- Aim of the exercise -
Which lines hold the string "Montréal"? Copy every one of them.

- Excerpted data -
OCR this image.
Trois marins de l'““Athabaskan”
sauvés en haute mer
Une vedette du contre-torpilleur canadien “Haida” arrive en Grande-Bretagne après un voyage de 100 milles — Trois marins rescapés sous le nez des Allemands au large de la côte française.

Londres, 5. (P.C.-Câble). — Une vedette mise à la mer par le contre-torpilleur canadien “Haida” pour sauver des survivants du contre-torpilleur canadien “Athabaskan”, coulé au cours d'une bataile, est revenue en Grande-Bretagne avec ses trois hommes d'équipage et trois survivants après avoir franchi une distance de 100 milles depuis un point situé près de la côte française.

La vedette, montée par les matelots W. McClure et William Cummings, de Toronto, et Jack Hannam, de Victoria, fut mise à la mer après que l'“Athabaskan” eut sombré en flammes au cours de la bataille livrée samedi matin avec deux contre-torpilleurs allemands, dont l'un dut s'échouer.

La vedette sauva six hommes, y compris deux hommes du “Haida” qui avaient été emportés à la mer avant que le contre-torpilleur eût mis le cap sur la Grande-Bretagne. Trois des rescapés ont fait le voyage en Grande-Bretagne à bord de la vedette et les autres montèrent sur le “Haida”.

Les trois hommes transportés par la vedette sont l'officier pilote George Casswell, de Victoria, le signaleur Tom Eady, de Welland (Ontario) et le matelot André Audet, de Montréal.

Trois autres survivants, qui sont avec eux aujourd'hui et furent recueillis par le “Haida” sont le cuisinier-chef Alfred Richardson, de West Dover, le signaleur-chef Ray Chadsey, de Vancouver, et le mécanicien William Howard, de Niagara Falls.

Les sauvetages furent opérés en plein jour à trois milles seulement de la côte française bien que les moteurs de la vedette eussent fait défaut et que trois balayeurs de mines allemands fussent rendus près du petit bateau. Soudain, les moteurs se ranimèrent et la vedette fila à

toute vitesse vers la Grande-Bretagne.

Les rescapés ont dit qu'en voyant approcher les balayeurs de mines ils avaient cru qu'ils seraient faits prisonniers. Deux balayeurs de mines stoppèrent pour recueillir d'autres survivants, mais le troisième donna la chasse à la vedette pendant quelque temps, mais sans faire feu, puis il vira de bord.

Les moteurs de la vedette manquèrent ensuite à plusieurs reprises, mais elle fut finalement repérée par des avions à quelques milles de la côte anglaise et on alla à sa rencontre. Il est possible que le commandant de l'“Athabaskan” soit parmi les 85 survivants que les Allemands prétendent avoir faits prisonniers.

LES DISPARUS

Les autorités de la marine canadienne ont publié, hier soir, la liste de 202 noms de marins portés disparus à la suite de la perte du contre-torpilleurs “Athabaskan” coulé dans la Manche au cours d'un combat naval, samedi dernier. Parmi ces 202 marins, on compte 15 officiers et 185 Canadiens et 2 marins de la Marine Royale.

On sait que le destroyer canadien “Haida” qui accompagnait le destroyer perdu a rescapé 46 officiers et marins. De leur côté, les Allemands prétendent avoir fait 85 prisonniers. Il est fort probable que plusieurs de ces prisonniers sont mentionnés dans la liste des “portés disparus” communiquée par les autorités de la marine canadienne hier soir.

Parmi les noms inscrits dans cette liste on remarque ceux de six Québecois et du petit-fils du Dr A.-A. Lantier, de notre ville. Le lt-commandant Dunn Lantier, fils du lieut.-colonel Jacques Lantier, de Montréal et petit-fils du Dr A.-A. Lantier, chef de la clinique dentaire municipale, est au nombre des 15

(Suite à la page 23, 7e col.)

- Task response -
Les trois hommes transportés par la vedette sont l'officier pilote George Casswell, de Victoria, le signaleur Tom Eady, de Welland (Ontario) et le matelot André Audet, de Montréal.
Parmi les noms inscrits dans cette liste on remarque ceux de six Québecois et du petit-fils du Dr A.-A. Lantier, de notre ville. Le lt-commandant Dunn Lantier, fils du lieut.-colonel Jacques Lantier, de Montréal et petit-fils du Dr A.-A. Lantier, chef de la clinique dentaire municipale, est au nombre des 15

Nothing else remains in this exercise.